----- INPUT

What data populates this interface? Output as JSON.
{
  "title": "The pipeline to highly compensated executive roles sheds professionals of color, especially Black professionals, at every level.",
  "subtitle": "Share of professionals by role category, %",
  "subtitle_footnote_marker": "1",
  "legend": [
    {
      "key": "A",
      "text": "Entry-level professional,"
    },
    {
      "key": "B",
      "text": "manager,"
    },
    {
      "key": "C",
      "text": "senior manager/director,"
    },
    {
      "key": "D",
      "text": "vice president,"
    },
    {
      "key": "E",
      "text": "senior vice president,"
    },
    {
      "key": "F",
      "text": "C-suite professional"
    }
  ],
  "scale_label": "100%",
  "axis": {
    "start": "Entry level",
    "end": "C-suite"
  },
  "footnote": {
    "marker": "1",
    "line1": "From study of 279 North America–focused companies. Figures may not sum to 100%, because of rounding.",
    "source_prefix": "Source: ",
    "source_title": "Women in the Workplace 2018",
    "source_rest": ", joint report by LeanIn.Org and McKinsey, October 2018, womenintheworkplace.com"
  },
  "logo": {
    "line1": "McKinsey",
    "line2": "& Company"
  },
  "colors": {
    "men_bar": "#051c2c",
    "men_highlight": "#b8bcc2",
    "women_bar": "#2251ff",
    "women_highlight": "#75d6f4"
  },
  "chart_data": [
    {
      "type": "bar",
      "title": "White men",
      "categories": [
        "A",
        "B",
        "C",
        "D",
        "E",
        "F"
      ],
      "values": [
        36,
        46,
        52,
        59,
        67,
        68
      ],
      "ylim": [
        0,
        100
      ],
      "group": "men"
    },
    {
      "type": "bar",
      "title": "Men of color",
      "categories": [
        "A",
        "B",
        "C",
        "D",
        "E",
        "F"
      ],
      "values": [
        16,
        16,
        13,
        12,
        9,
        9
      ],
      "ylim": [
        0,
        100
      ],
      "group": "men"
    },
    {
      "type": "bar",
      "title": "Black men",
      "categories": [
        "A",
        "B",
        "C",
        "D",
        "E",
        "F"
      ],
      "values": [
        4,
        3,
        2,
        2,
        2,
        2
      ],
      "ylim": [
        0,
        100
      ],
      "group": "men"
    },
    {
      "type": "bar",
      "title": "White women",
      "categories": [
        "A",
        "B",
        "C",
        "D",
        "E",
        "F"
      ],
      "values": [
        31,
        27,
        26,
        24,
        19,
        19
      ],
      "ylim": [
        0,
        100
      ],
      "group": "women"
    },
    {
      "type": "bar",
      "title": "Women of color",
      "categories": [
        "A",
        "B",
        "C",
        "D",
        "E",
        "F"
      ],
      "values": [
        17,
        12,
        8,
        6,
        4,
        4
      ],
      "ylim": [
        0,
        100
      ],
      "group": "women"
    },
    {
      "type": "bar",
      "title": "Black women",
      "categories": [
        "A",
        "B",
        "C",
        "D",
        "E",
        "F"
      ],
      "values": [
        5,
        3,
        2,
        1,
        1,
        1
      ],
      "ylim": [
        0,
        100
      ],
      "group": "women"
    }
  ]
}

----------

YOUR TASK:
Copy out every entry again, exactly as it was given.

FULL ANSWER:
What data populates this interface? Output as JSON.
{
  "title": "The pipeline to highly compensated executive roles sheds professionals of color, especially Black professionals, at every level.",
  "subtitle": "Share of professionals by role category, %",
  "subtitle_footnote_marker": "1",
  "legend": [
    {
      "key": "A",
      "text": "Entry-level professional,"
    },
    {
      "key": "B",
      "text": "manager,"
    },
    {
      "key": "C",
      "text": "senior manager/director,"
    },
    {
      "key": "D",
      "text": "vice president,"
    },
    {
      "key": "E",
      "text": "senior vice president,"
    },
    {
      "key": "F",
      "text": "C-suite professional"
    }
  ],
  "scale_label": "100%",
  "axis": {
    "start": "Entry level",
    "end": "C-suite"
  },
  "footnote": {
    "marker": "1",
    "line1": "From study of 279 North America–focused companies. Figures may not sum to 100%, because of rounding.",
    "source_prefix": "Source: ",
    "source_title": "Women in the Workplace 2018",
    "source_rest": ", joint report by LeanIn.Org and McKinsey, October 2018, womenintheworkplace.com"
  },
  "logo": {
    "line1": "McKinsey",
    "line2": "& Company"
  },
  "colors": {
    "men_bar": "#051c2c",
    "men_highlight": "#b8bcc2",
    "women_bar": "#2251ff",
    "women_highlight": "#75d6f4"
  },
  "chart_data": [
    {
      "type": "bar",
      "title": "White men",
      "categories": [
        "A",
        "B",
        "C",
        "D",
        "E",
        "F"
      ],
      "values": [
        36,
        46,
        52,
        59,
        67,
        68
      ],
      "ylim": [
        0,
        100
      ],
      "group": "men"
    },
    {
      "type": "bar",
      "title": "Men of color",
      "categories": [
        "A",
        "B",
        "C",
        "D",
        "E",
        "F"
      ],
      "values": [
        16,
        16,
        13,
        12,
        9,
        9
      ],
      "ylim": [
        0,
        100
      ],
      "group": "men"
    },
    {
      "type": "bar",
      "title": "Black men",
      "categories": [
        "A",
        "B",
        "C",
        "D",
        "E",
        "F"
      ],
      "values": [
        4,
        3,
        2,
        2,
        2,
        2
      ],
      "ylim": [
        0,
        100
      ],
      "group": "men"
    },
    {
      "type": "bar",
      "title": "White women",
      "categories": [
        "A",
        "B",
        "C",
        "D",
        "E",
        "F"
      ],
      "values": [
        31,
        27,
        26,
        24,
        19,
        19
      ],
      "ylim": [
        0,
        100
      ],
      "group": "women"
    },
    {
      "type": "bar",
      "title": "Women of color",
      "categories": [
        "A",
        "B",
        "C",
        "D",
        "E",
        "F"
      ],
      "values": [
        17,
        12,
        8,
        6,
        4,
        4
      ],
      "ylim": [
        0,
        100
      ],
      "group": "women"
    },
    {
      "type": "bar",
      "title": "Black women",
      "categories": [
        "A",
        "B",
        "C",
        "D",
        "E",
        "F"
      ],
      "values": [
        5,
        3,
        2,
        1,
        1,
        1
      ],
      "ylim": [
        0,
        100
      ],
      "group": "women"
    }
  ]
}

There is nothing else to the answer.